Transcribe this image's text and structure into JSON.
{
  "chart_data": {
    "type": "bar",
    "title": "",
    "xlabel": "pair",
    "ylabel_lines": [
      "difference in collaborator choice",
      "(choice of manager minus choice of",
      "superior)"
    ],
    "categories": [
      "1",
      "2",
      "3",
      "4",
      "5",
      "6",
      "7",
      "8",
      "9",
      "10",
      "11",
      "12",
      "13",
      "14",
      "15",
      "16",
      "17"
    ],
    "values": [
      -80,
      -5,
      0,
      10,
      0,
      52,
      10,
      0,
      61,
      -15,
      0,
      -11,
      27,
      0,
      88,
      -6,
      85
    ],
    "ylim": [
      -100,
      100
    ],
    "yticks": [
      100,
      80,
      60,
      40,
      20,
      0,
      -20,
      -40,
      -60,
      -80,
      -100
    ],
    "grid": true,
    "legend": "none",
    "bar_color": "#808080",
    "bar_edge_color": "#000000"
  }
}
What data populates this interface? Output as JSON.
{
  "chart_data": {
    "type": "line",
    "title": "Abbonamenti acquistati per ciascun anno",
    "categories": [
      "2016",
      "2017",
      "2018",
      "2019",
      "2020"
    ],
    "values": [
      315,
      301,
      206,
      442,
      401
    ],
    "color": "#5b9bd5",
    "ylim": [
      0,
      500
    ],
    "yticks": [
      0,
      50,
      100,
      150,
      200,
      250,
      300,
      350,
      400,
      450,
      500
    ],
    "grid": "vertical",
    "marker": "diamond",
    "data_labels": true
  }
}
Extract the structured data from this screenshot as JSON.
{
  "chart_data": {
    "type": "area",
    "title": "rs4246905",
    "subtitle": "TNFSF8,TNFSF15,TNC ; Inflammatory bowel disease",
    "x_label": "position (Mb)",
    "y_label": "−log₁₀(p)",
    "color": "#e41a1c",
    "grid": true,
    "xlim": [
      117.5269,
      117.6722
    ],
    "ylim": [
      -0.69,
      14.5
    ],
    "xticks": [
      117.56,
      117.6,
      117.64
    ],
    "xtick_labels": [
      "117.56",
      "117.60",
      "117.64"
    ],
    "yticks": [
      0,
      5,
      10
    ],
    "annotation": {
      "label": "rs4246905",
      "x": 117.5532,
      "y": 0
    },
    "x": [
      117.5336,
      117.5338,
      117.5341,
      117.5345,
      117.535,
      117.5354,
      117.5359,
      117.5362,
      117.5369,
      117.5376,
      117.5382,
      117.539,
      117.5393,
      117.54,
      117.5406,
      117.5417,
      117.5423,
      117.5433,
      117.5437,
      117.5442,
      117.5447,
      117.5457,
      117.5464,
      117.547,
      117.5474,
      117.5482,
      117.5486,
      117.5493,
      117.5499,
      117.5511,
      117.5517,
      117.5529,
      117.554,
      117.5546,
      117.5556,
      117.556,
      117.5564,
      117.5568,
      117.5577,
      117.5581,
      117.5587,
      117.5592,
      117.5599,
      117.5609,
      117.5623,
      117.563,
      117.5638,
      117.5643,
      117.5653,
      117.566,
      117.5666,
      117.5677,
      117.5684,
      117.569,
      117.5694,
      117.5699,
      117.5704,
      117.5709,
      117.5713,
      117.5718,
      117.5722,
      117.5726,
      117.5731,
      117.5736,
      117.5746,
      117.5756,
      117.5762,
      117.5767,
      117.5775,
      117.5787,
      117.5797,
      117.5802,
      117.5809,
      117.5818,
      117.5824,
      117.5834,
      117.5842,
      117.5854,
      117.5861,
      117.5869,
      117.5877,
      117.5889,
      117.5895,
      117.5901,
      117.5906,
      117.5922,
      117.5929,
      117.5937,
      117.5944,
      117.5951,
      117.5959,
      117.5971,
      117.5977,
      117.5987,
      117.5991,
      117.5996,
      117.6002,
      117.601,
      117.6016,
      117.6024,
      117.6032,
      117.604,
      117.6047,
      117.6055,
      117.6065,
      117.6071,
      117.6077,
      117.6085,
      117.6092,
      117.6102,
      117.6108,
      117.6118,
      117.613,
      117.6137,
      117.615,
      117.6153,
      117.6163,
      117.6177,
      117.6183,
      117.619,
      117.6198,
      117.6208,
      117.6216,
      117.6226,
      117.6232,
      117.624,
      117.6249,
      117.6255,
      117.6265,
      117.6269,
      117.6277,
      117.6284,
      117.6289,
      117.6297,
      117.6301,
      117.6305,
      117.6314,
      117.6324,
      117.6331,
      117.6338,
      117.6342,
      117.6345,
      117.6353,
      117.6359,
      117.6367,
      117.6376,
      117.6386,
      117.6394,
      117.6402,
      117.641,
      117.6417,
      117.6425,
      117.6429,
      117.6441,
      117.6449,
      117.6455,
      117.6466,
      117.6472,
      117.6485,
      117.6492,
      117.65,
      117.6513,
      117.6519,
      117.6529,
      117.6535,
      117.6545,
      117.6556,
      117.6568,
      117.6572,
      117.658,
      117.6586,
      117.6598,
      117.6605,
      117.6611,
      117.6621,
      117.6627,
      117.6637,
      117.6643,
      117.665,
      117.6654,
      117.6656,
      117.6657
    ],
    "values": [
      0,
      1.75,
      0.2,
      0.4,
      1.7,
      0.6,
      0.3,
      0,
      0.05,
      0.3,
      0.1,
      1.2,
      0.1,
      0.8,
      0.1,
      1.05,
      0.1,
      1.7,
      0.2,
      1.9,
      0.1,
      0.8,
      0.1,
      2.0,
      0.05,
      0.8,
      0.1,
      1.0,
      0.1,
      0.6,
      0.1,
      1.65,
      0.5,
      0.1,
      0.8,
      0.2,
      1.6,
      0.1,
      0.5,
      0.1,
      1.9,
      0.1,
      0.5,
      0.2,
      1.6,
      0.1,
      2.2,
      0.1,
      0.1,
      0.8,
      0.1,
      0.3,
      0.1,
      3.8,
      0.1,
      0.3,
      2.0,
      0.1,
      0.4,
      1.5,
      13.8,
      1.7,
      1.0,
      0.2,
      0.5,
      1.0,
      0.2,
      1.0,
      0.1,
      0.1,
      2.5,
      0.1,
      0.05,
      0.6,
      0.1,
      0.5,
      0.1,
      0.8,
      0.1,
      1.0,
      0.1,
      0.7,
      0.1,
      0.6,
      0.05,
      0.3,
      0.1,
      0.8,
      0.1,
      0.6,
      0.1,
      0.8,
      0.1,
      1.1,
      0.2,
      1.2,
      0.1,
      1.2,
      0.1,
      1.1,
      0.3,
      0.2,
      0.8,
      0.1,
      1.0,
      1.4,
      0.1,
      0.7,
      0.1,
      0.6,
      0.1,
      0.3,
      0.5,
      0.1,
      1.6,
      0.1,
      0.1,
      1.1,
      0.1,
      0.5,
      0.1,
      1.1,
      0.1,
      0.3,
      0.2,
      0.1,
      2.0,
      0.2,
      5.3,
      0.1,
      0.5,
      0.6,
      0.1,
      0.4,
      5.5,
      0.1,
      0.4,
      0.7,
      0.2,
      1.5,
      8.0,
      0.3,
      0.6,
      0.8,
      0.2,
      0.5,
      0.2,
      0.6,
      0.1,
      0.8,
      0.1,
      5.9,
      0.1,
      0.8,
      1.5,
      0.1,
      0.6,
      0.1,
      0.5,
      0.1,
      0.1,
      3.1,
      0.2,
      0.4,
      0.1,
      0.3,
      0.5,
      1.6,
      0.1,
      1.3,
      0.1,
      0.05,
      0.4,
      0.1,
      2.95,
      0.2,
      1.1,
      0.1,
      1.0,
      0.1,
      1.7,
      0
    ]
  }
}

________________________________________

Extract every line above exactly as it stands.

OUTPUT BELOW:
Transcribe this image's text and structure into JSON.
{
  "chart_data": {
    "type": "bar",
    "title": "",
    "xlabel": "pair",
    "ylabel_lines": [
      "difference in collaborator choice",
      "(choice of manager minus choice of",
      "superior)"
    ],
    "categories": [
      "1",
      "2",
      "3",
      "4",
      "5",
      "6",
      "7",
      "8",
      "9",
      "10",
      "11",
      "12",
      "13",
      "14",
      "15",
      "16",
      "17"
    ],
    "values": [
      -80,
      -5,
      0,
      10,
      0,
      52,
      10,
      0,
      61,
      -15,
      0,
      -11,
      27,
      0,
      88,
      -6,
      85
    ],
    "ylim": [
      -100,
      100
    ],
    "yticks": [
      100,
      80,
      60,
      40,
      20,
      0,
      -20,
      -40,
      -60,
      -80,
      -100
    ],
    "grid": true,
    "legend": "none",
    "bar_color": "#808080",
    "bar_edge_color": "#000000"
  }
}
What data populates this interface? Output as JSON.
{
  "chart_data": {
    "type": "line",
    "title": "Abbonamenti acquistati per ciascun anno",
    "categories": [
      "2016",
      "2017",
      "2018",
      "2019",
      "2020"
    ],
    "values": [
      315,
      301,
      206,
      442,
      401
    ],
    "color": "#5b9bd5",
    "ylim": [
      0,
      500
    ],
    "yticks": [
      0,
      50,
      100,
      150,
      200,
      250,
      300,
      350,
      400,
      450,
      500
    ],
    "grid": "vertical",
    "marker": "diamond",
    "data_labels": true
  }
}
Extract the structured data from this screenshot as JSON.
{
  "chart_data": {
    "type": "area",
    "title": "rs4246905",
    "subtitle": "TNFSF8,TNFSF15,TNC ; Inflammatory bowel disease",
    "x_label": "position (Mb)",
    "y_label": "−log₁₀(p)",
    "color": "#e41a1c",
    "grid": true,
    "xlim": [
      117.5269,
      117.6722
    ],
    "ylim": [
      -0.69,
      14.5
    ],
    "xticks": [
      117.56,
      117.6,
      117.64
    ],
    "xtick_labels": [
      "117.56",
      "117.60",
      "117.64"
    ],
    "yticks": [
      0,
      5,
      10
    ],
    "annotation": {
      "label": "rs4246905",
      "x": 117.5532,
      "y": 0
    },
    "x": [
      117.5336,
      117.5338,
      117.5341,
      117.5345,
      117.535,
      117.5354,
      117.5359,
      117.5362,
      117.5369,
      117.5376,
      117.5382,
      117.539,
      117.5393,
      117.54,
      117.5406,
      117.5417,
      117.5423,
      117.5433,
      117.5437,
      117.5442,
      117.5447,
      117.5457,
      117.5464,
      117.547,
      117.5474,
      117.5482,
      117.5486,
      117.5493,
      117.5499,
      117.5511,
      117.5517,
      117.5529,
      117.554,
      117.5546,
      117.5556,
      117.556,
      117.5564,
      117.5568,
      117.5577,
      117.5581,
      117.5587,
      117.5592,
      117.5599,
      117.5609,
      117.5623,
      117.563,
      117.5638,
      117.5643,
      117.5653,
      117.566,
      117.5666,
      117.5677,
      117.5684,
      117.569,
      117.5694,
      117.5699,
      117.5704,
      117.5709,
      117.5713,
      117.5718,
      117.5722,
      117.5726,
      117.5731,
      117.5736,
      117.5746,
      117.5756,
      117.5762,
      117.5767,
      117.5775,
      117.5787,
      117.5797,
      117.5802,
      117.5809,
      117.5818,
      117.5824,
      117.5834,
      117.5842,
      117.5854,
      117.5861,
      117.5869,
      117.5877,
      117.5889,
      117.5895,
      117.5901,
      117.5906,
      117.5922,
      117.5929,
      117.5937,
      117.5944,
      117.5951,
      117.5959,
      117.5971,
      117.5977,
      117.5987,
      117.5991,
      117.5996,
      117.6002,
      117.601,
      117.6016,
      117.6024,
      117.6032,
      117.604,
      117.6047,
      117.6055,
      117.6065,
      117.6071,
      117.6077,
      117.6085,
      117.6092,
      117.6102,
      117.6108,
      117.6118,
      117.613,
      117.6137,
      117.615,
      117.6153,
      117.6163,
      117.6177,
      117.6183,
      117.619,
      117.6198,
      117.6208,
      117.6216,
      117.6226,
      117.6232,
      117.624,
      117.6249,
      117.6255,
      117.6265,
      117.6269,
      117.6277,
      117.6284,
      117.6289,
      117.6297,
      117.6301,
      117.6305,
      117.6314,
      117.6324,
      117.6331,
      117.6338,
      117.6342,
      117.6345,
      117.6353,
      117.6359,
      117.6367,
      117.6376,
      117.6386,
      117.6394,
      117.6402,
      117.641,
      117.6417,
      117.6425,
      117.6429,
      117.6441,
      117.6449,
      117.6455,
      117.6466,
      117.6472,
      117.6485,
      117.6492,
      117.65,
      117.6513,
      117.6519,
      117.6529,
      117.6535,
      117.6545,
      117.6556,
      117.6568,
      117.6572,
      117.658,
      117.6586,
      117.6598,
      117.6605,
      117.6611,
      117.6621,
      117.6627,
      117.6637,
      117.6643,
      117.665,
      117.6654,
      117.6656,
      117.6657
    ],
    "values": [
      0,
      1.75,
      0.2,
      0.4,
      1.7,
      0.6,
      0.3,
      0,
      0.05,
      0.3,
      0.1,
      1.2,
      0.1,
      0.8,
      0.1,
      1.05,
      0.1,
      1.7,
      0.2,
      1.9,
      0.1,
      0.8,
      0.1,
      2.0,
      0.05,
      0.8,
      0.1,
      1.0,
      0.1,
      0.6,
      0.1,
      1.65,
      0.5,
      0.1,
      0.8,
      0.2,
      1.6,
      0.1,
      0.5,
      0.1,
      1.9,
      0.1,
      0.5,
      0.2,
      1.6,
      0.1,
      2.2,
      0.1,
      0.1,
      0.8,
      0.1,
      0.3,
      0.1,
      3.8,
      0.1,
      0.3,
      2.0,
      0.1,
      0.4,
      1.5,
      13.8,
      1.7,
      1.0,
      0.2,
      0.5,
      1.0,
      0.2,
      1.0,
      0.1,
      0.1,
      2.5,
      0.1,
      0.05,
      0.6,
      0.1,
      0.5,
      0.1,
      0.8,
      0.1,
      1.0,
      0.1,
      0.7,
      0.1,
      0.6,
      0.05,
      0.3,
      0.1,
      0.8,
      0.1,
      0.6,
      0.1,
      0.8,
      0.1,
      1.1,
      0.2,
      1.2,
      0.1,
      1.2,
      0.1,
      1.1,
      0.3,
      0.2,
      0.8,
      0.1,
      1.0,
      1.4,
      0.1,
      0.7,
      0.1,
      0.6,
      0.1,
      0.3,
      0.5,
      0.1,
      1.6,
      0.1,
      0.1,
      1.1,
      0.1,
      0.5,
      0.1,
      1.1,
      0.1,
      0.3,
      0.2,
      0.1,
      2.0,
      0.2,
      5.3,
      0.1,
      0.5,
      0.6,
      0.1,
      0.4,
      5.5,
      0.1,
      0.4,
      0.7,
      0.2,
      1.5,
      8.0,
      0.3,
      0.6,
      0.8,
      0.2,
      0.5,
      0.2,
      0.6,
      0.1,
      0.8,
      0.1,
      5.9,
      0.1,
      0.8,
      1.5,
      0.1,
      0.6,
      0.1,
      0.5,
      0.1,
      0.1,
      3.1,
      0.2,
      0.4,
      0.1,
      0.3,
      0.5,
      1.6,
      0.1,
      1.3,
      0.1,
      0.05,
      0.4,
      0.1,
      2.95,
      0.2,
      1.1,
      0.1,
      1.0,
      0.1,
      1.7,
      0
    ]
  }
}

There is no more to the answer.